[Lines of data]

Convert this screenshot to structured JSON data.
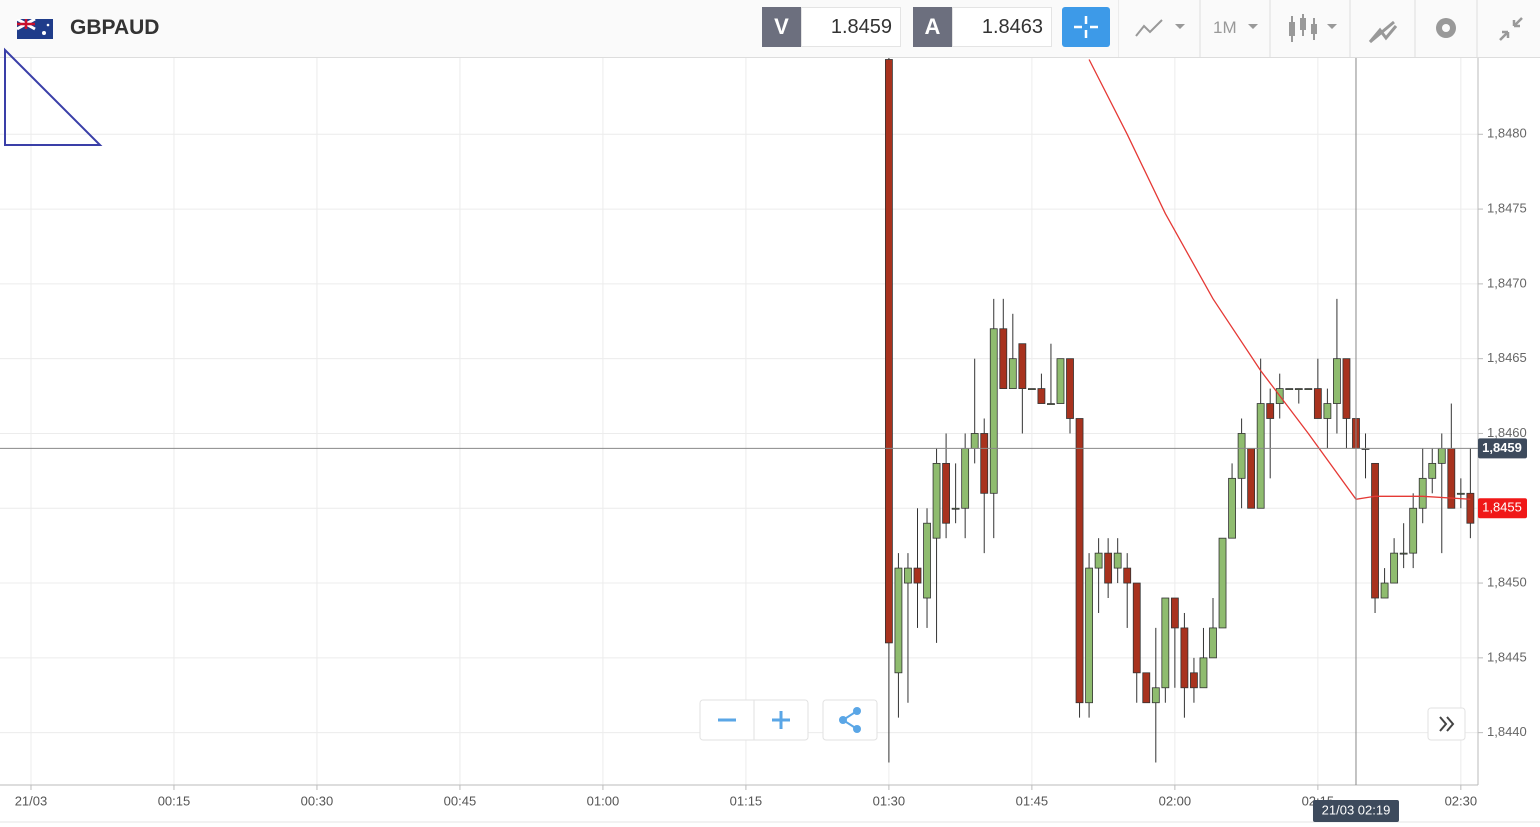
{
  "header": {
    "symbol": "GBPAUD",
    "sell_label": "V",
    "sell_price": 1.8459,
    "buy_label": "A",
    "buy_price": 1.8463,
    "timeframe": "1M"
  },
  "chart_data": {
    "type": "candlestick",
    "x": [
      90,
      91,
      92,
      93,
      94,
      95,
      96,
      97,
      98,
      99,
      100,
      101,
      102,
      103,
      104,
      105,
      106,
      107,
      108,
      109,
      110,
      111,
      112,
      113,
      114,
      115,
      116,
      117,
      118,
      119,
      120,
      121,
      122,
      123,
      124,
      125,
      126,
      127,
      128,
      129,
      130,
      131,
      132,
      133,
      134,
      135,
      136,
      137,
      138,
      139,
      140,
      141,
      142,
      143,
      144,
      145,
      146,
      147,
      148,
      149,
      150,
      151
    ],
    "open": [
      1.8485,
      1.8444,
      1.845,
      1.8451,
      1.8449,
      1.8453,
      1.8458,
      1.8455,
      1.8455,
      1.8459,
      1.846,
      1.8456,
      1.8467,
      1.8463,
      1.8466,
      1.8463,
      1.8463,
      1.8462,
      1.8462,
      1.8465,
      1.8461,
      1.8442,
      1.8451,
      1.8452,
      1.8451,
      1.8451,
      1.845,
      1.8444,
      1.8442,
      1.8443,
      1.8449,
      1.8447,
      1.8444,
      1.8443,
      1.8445,
      1.8447,
      1.8453,
      1.8457,
      1.8459,
      1.8455,
      1.8462,
      1.8462,
      1.8463,
      1.8463,
      1.8463,
      1.8463,
      1.8461,
      1.8462,
      1.8465,
      1.8461,
      1.8459,
      1.8458,
      1.8449,
      1.845,
      1.8452,
      1.8452,
      1.8455,
      1.8457,
      1.8458,
      1.8459,
      1.8456,
      1.8456
    ],
    "high": [
      1.8486,
      1.8452,
      1.8452,
      1.8455,
      1.8455,
      1.8459,
      1.846,
      1.8458,
      1.846,
      1.8465,
      1.8461,
      1.8469,
      1.8469,
      1.8468,
      1.8466,
      1.8463,
      1.8464,
      1.8466,
      1.8465,
      1.8465,
      1.8461,
      1.8452,
      1.8453,
      1.8453,
      1.8453,
      1.8452,
      1.845,
      1.8444,
      1.8447,
      1.8449,
      1.8449,
      1.8448,
      1.8445,
      1.8447,
      1.8449,
      1.8453,
      1.8458,
      1.8461,
      1.8459,
      1.8465,
      1.8463,
      1.8464,
      1.8463,
      1.8463,
      1.8463,
      1.8465,
      1.8463,
      1.8469,
      1.8465,
      1.8461,
      1.846,
      1.8458,
      1.8451,
      1.8453,
      1.8454,
      1.8456,
      1.8459,
      1.8459,
      1.846,
      1.8462,
      1.8457,
      1.8459
    ],
    "low": [
      1.8438,
      1.8441,
      1.8442,
      1.8447,
      1.8447,
      1.8446,
      1.8453,
      1.8454,
      1.8453,
      1.8458,
      1.8452,
      1.8453,
      1.8463,
      1.8463,
      1.846,
      1.8463,
      1.8462,
      1.8462,
      1.8462,
      1.846,
      1.8441,
      1.8441,
      1.8448,
      1.8449,
      1.845,
      1.8447,
      1.8442,
      1.8442,
      1.8438,
      1.8442,
      1.8443,
      1.8441,
      1.8442,
      1.8443,
      1.8445,
      1.8447,
      1.8453,
      1.8455,
      1.8455,
      1.8455,
      1.8457,
      1.8461,
      1.8463,
      1.8462,
      1.8463,
      1.8461,
      1.8459,
      1.846,
      1.8459,
      1.8457,
      1.8457,
      1.8448,
      1.8449,
      1.845,
      1.8451,
      1.8451,
      1.8454,
      1.8456,
      1.8452,
      1.8455,
      1.8455,
      1.8453
    ],
    "close": [
      1.8446,
      1.8451,
      1.8451,
      1.845,
      1.8454,
      1.8458,
      1.8454,
      1.8455,
      1.8459,
      1.846,
      1.8456,
      1.8467,
      1.8463,
      1.8465,
      1.8463,
      1.8463,
      1.8462,
      1.8462,
      1.8465,
      1.8461,
      1.8442,
      1.8451,
      1.8452,
      1.845,
      1.8452,
      1.845,
      1.8444,
      1.8442,
      1.8443,
      1.8449,
      1.8447,
      1.8443,
      1.8443,
      1.8445,
      1.8447,
      1.8453,
      1.8457,
      1.846,
      1.8455,
      1.8462,
      1.8461,
      1.8463,
      1.8463,
      1.8463,
      1.8463,
      1.8461,
      1.8462,
      1.8465,
      1.8461,
      1.8459,
      1.8459,
      1.8449,
      1.845,
      1.8452,
      1.8452,
      1.8455,
      1.8457,
      1.8458,
      1.8459,
      1.8455,
      1.8456,
      1.8454
    ],
    "up_color": "#8fbc6f",
    "down_color": "#a8321e",
    "xlim": [
      -3.25,
      151.8
    ],
    "ylim": [
      1.84365,
      1.84851
    ],
    "xticks": [
      {
        "value": 0,
        "label": "21/03"
      },
      {
        "value": 15,
        "label": "00:15"
      },
      {
        "value": 30,
        "label": "00:30"
      },
      {
        "value": 45,
        "label": "00:45"
      },
      {
        "value": 60,
        "label": "01:00"
      },
      {
        "value": 75,
        "label": "01:15"
      },
      {
        "value": 90,
        "label": "01:30"
      },
      {
        "value": 105,
        "label": "01:45"
      },
      {
        "value": 120,
        "label": "02:00"
      },
      {
        "value": 135,
        "label": "02:15"
      },
      {
        "value": 150,
        "label": "02:30"
      }
    ],
    "yticks": [
      {
        "value": 1.844,
        "label": "1,8440"
      },
      {
        "value": 1.8445,
        "label": "1,8445"
      },
      {
        "value": 1.845,
        "label": "1,8450"
      },
      {
        "value": 1.8455,
        "label": "1,8455"
      },
      {
        "value": 1.846,
        "label": "1,8460"
      },
      {
        "value": 1.8465,
        "label": "1,8465"
      },
      {
        "value": 1.847,
        "label": "1,8470"
      },
      {
        "value": 1.8475,
        "label": "1,8475"
      },
      {
        "value": 1.848,
        "label": "1,8480"
      }
    ],
    "grid": true,
    "overlay": {
      "color": "#e53935",
      "x": [
        111,
        115,
        119,
        124,
        129,
        134,
        139,
        141,
        146,
        151
      ],
      "values": [
        1.8485,
        1.848,
        1.84747,
        1.8469,
        1.84642,
        1.846,
        1.84556,
        1.84558,
        1.84558,
        1.84556
      ]
    },
    "crosshair": {
      "x": {
        "value": 139,
        "label": "21/03 02:19"
      },
      "y": {
        "value": 1.8459,
        "label": "1,8459"
      }
    },
    "last_price": {
      "value": 1.8455,
      "label": "1,8455"
    }
  }
}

Exercise ->
The pictures should not be reproduced; quote all of the other material exactly.

Exercise result ->
Convert this screenshot to structured JSON data.
{
  "header": {
    "symbol": "GBPAUD",
    "sell_label": "V",
    "sell_price": 1.8459,
    "buy_label": "A",
    "buy_price": 1.8463,
    "timeframe": "1M"
  },
  "chart_data": {
    "type": "candlestick",
    "x": [
      90,
      91,
      92,
      93,
      94,
      95,
      96,
      97,
      98,
      99,
      100,
      101,
      102,
      103,
      104,
      105,
      106,
      107,
      108,
      109,
      110,
      111,
      112,
      113,
      114,
      115,
      116,
      117,
      118,
      119,
      120,
      121,
      122,
      123,
      124,
      125,
      126,
      127,
      128,
      129,
      130,
      131,
      132,
      133,
      134,
      135,
      136,
      137,
      138,
      139,
      140,
      141,
      142,
      143,
      144,
      145,
      146,
      147,
      148,
      149,
      150,
      151
    ],
    "open": [
      1.8485,
      1.8444,
      1.845,
      1.8451,
      1.8449,
      1.8453,
      1.8458,
      1.8455,
      1.8455,
      1.8459,
      1.846,
      1.8456,
      1.8467,
      1.8463,
      1.8466,
      1.8463,
      1.8463,
      1.8462,
      1.8462,
      1.8465,
      1.8461,
      1.8442,
      1.8451,
      1.8452,
      1.8451,
      1.8451,
      1.845,
      1.8444,
      1.8442,
      1.8443,
      1.8449,
      1.8447,
      1.8444,
      1.8443,
      1.8445,
      1.8447,
      1.8453,
      1.8457,
      1.8459,
      1.8455,
      1.8462,
      1.8462,
      1.8463,
      1.8463,
      1.8463,
      1.8463,
      1.8461,
      1.8462,
      1.8465,
      1.8461,
      1.8459,
      1.8458,
      1.8449,
      1.845,
      1.8452,
      1.8452,
      1.8455,
      1.8457,
      1.8458,
      1.8459,
      1.8456,
      1.8456
    ],
    "high": [
      1.8486,
      1.8452,
      1.8452,
      1.8455,
      1.8455,
      1.8459,
      1.846,
      1.8458,
      1.846,
      1.8465,
      1.8461,
      1.8469,
      1.8469,
      1.8468,
      1.8466,
      1.8463,
      1.8464,
      1.8466,
      1.8465,
      1.8465,
      1.8461,
      1.8452,
      1.8453,
      1.8453,
      1.8453,
      1.8452,
      1.845,
      1.8444,
      1.8447,
      1.8449,
      1.8449,
      1.8448,
      1.8445,
      1.8447,
      1.8449,
      1.8453,
      1.8458,
      1.8461,
      1.8459,
      1.8465,
      1.8463,
      1.8464,
      1.8463,
      1.8463,
      1.8463,
      1.8465,
      1.8463,
      1.8469,
      1.8465,
      1.8461,
      1.846,
      1.8458,
      1.8451,
      1.8453,
      1.8454,
      1.8456,
      1.8459,
      1.8459,
      1.846,
      1.8462,
      1.8457,
      1.8459
    ],
    "low": [
      1.8438,
      1.8441,
      1.8442,
      1.8447,
      1.8447,
      1.8446,
      1.8453,
      1.8454,
      1.8453,
      1.8458,
      1.8452,
      1.8453,
      1.8463,
      1.8463,
      1.846,
      1.8463,
      1.8462,
      1.8462,
      1.8462,
      1.846,
      1.8441,
      1.8441,
      1.8448,
      1.8449,
      1.845,
      1.8447,
      1.8442,
      1.8442,
      1.8438,
      1.8442,
      1.8443,
      1.8441,
      1.8442,
      1.8443,
      1.8445,
      1.8447,
      1.8453,
      1.8455,
      1.8455,
      1.8455,
      1.8457,
      1.8461,
      1.8463,
      1.8462,
      1.8463,
      1.8461,
      1.8459,
      1.846,
      1.8459,
      1.8457,
      1.8457,
      1.8448,
      1.8449,
      1.845,
      1.8451,
      1.8451,
      1.8454,
      1.8456,
      1.8452,
      1.8455,
      1.8455,
      1.8453
    ],
    "close": [
      1.8446,
      1.8451,
      1.8451,
      1.845,
      1.8454,
      1.8458,
      1.8454,
      1.8455,
      1.8459,
      1.846,
      1.8456,
      1.8467,
      1.8463,
      1.8465,
      1.8463,
      1.8463,
      1.8462,
      1.8462,
      1.8465,
      1.8461,
      1.8442,
      1.8451,
      1.8452,
      1.845,
      1.8452,
      1.845,
      1.8444,
      1.8442,
      1.8443,
      1.8449,
      1.8447,
      1.8443,
      1.8443,
      1.8445,
      1.8447,
      1.8453,
      1.8457,
      1.846,
      1.8455,
      1.8462,
      1.8461,
      1.8463,
      1.8463,
      1.8463,
      1.8463,
      1.8461,
      1.8462,
      1.8465,
      1.8461,
      1.8459,
      1.8459,
      1.8449,
      1.845,
      1.8452,
      1.8452,
      1.8455,
      1.8457,
      1.8458,
      1.8459,
      1.8455,
      1.8456,
      1.8454
    ],
    "up_color": "#8fbc6f",
    "down_color": "#a8321e",
    "xlim": [
      -3.25,
      151.8
    ],
    "ylim": [
      1.84365,
      1.84851
    ],
    "xticks": [
      {
        "value": 0,
        "label": "21/03"
      },
      {
        "value": 15,
        "label": "00:15"
      },
      {
        "value": 30,
        "label": "00:30"
      },
      {
        "value": 45,
        "label": "00:45"
      },
      {
        "value": 60,
        "label": "01:00"
      },
      {
        "value": 75,
        "label": "01:15"
      },
      {
        "value": 90,
        "label": "01:30"
      },
      {
        "value": 105,
        "label": "01:45"
      },
      {
        "value": 120,
        "label": "02:00"
      },
      {
        "value": 135,
        "label": "02:15"
      },
      {
        "value": 150,
        "label": "02:30"
      }
    ],
    "yticks": [
      {
        "value": 1.844,
        "label": "1,8440"
      },
      {
        "value": 1.8445,
        "label": "1,8445"
      },
      {
        "value": 1.845,
        "label": "1,8450"
      },
      {
        "value": 1.8455,
        "label": "1,8455"
      },
      {
        "value": 1.846,
        "label": "1,8460"
      },
      {
        "value": 1.8465,
        "label": "1,8465"
      },
      {
        "value": 1.847,
        "label": "1,8470"
      },
      {
        "value": 1.8475,
        "label": "1,8475"
      },
      {
        "value": 1.848,
        "label": "1,8480"
      }
    ],
    "grid": true,
    "overlay": {
      "color": "#e53935",
      "x": [
        111,
        115,
        119,
        124,
        129,
        134,
        139,
        141,
        146,
        151
      ],
      "values": [
        1.8485,
        1.848,
        1.84747,
        1.8469,
        1.84642,
        1.846,
        1.84556,
        1.84558,
        1.84558,
        1.84556
      ]
    },
    "crosshair": {
      "x": {
        "value": 139,
        "label": "21/03 02:19"
      },
      "y": {
        "value": 1.8459,
        "label": "1,8459"
      }
    },
    "last_price": {
      "value": 1.8455,
      "label": "1,8455"
    }
  }
}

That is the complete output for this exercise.